*Exercise*. Each record below is to be copied word for word, with pictures removed.

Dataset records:
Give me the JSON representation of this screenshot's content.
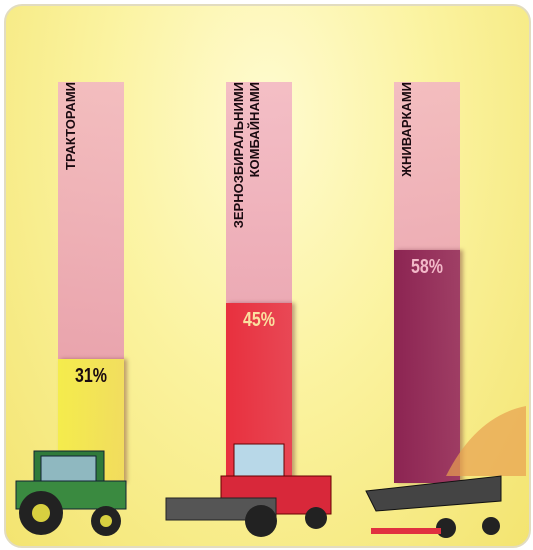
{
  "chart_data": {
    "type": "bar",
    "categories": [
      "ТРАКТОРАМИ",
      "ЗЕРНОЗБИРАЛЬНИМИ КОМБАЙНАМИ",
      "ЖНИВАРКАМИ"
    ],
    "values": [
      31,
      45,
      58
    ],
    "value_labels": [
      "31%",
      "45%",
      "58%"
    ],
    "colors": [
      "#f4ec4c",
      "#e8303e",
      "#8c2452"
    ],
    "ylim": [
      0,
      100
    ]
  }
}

*Solution to this problem*.
Give me the JSON representation of this screenshot's content.
{
  "chart_data": {
    "type": "bar",
    "categories": [
      "ТРАКТОРАМИ",
      "ЗЕРНОЗБИРАЛЬНИМИ КОМБАЙНАМИ",
      "ЖНИВАРКАМИ"
    ],
    "values": [
      31,
      45,
      58
    ],
    "value_labels": [
      "31%",
      "45%",
      "58%"
    ],
    "colors": [
      "#f4ec4c",
      "#e8303e",
      "#8c2452"
    ],
    "ylim": [
      0,
      100
    ]
  }
}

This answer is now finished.